> [Your instructions] Every record must be repeated exactly, with no omission.

Data entries
*-*-*

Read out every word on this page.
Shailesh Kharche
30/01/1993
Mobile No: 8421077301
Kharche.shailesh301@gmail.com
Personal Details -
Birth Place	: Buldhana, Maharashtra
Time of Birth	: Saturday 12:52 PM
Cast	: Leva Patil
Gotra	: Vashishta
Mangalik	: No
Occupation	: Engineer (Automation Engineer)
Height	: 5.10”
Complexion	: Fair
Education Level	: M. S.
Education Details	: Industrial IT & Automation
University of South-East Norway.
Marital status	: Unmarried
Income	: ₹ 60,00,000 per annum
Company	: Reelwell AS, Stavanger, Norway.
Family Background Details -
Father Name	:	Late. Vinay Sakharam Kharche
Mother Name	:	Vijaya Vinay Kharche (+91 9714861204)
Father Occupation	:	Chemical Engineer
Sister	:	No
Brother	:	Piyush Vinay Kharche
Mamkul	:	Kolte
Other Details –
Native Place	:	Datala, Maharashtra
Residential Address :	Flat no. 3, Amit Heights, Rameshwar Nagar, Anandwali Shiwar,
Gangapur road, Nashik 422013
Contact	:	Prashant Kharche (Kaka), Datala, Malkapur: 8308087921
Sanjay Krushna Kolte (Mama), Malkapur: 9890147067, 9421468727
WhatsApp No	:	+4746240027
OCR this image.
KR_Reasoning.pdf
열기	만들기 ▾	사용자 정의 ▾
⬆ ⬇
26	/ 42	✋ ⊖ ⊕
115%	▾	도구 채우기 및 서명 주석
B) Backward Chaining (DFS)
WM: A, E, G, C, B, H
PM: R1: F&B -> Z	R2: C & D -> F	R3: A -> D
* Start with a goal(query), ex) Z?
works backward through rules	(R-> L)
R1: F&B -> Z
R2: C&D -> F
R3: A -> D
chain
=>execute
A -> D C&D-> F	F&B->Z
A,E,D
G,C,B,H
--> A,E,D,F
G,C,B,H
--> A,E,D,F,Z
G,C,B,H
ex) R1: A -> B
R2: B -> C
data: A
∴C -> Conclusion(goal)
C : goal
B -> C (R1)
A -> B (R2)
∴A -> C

*-*-*

> [Final result]
Read out every word on this page.
Shailesh Kharche
30/01/1993
Mobile No: 8421077301
Kharche.shailesh301@gmail.com
Personal Details -
Birth Place	: Buldhana, Maharashtra
Time of Birth	: Saturday 12:52 PM
Cast	: Leva Patil
Gotra	: Vashishta
Mangalik	: No
Occupation	: Engineer (Automation Engineer)
Height	: 5.10”
Complexion	: Fair
Education Level	: M. S.
Education Details	: Industrial IT & Automation
University of South-East Norway.
Marital status	: Unmarried
Income	: ₹ 60,00,000 per annum
Company	: Reelwell AS, Stavanger, Norway.
Family Background Details -
Father Name	:	Late. Vinay Sakharam Kharche
Mother Name	:	Vijaya Vinay Kharche (+91 9714861204)
Father Occupation	:	Chemical Engineer
Sister	:	No
Brother	:	Piyush Vinay Kharche
Mamkul	:	Kolte
Other Details –
Native Place	:	Datala, Maharashtra
Residential Address :	Flat no. 3, Amit Heights, Rameshwar Nagar, Anandwali Shiwar,
Gangapur road, Nashik 422013
Contact	:	Prashant Kharche (Kaka), Datala, Malkapur: 8308087921
Sanjay Krushna Kolte (Mama), Malkapur: 9890147067, 9421468727
WhatsApp No	:	+4746240027
OCR this image.
KR_Reasoning.pdf
열기	만들기 ▾	사용자 정의 ▾
⬆ ⬇
26	/ 42	✋ ⊖ ⊕
115%	▾	도구 채우기 및 서명 주석
B) Backward Chaining (DFS)
WM: A, E, G, C, B, H
PM: R1: F&B -> Z	R2: C & D -> F	R3: A -> D
* Start with a goal(query), ex) Z?
works backward through rules	(R-> L)
R1: F&B -> Z
R2: C&D -> F
R3: A -> D
chain
=>execute
A -> D C&D-> F	F&B->Z
A,E,D
G,C,B,H
--> A,E,D,F
G,C,B,H
--> A,E,D,F,Z
G,C,B,H
ex) R1: A -> B
R2: B -> C
data: A
∴C -> Conclusion(goal)
C : goal
B -> C (R1)
A -> B (R2)
∴A -> C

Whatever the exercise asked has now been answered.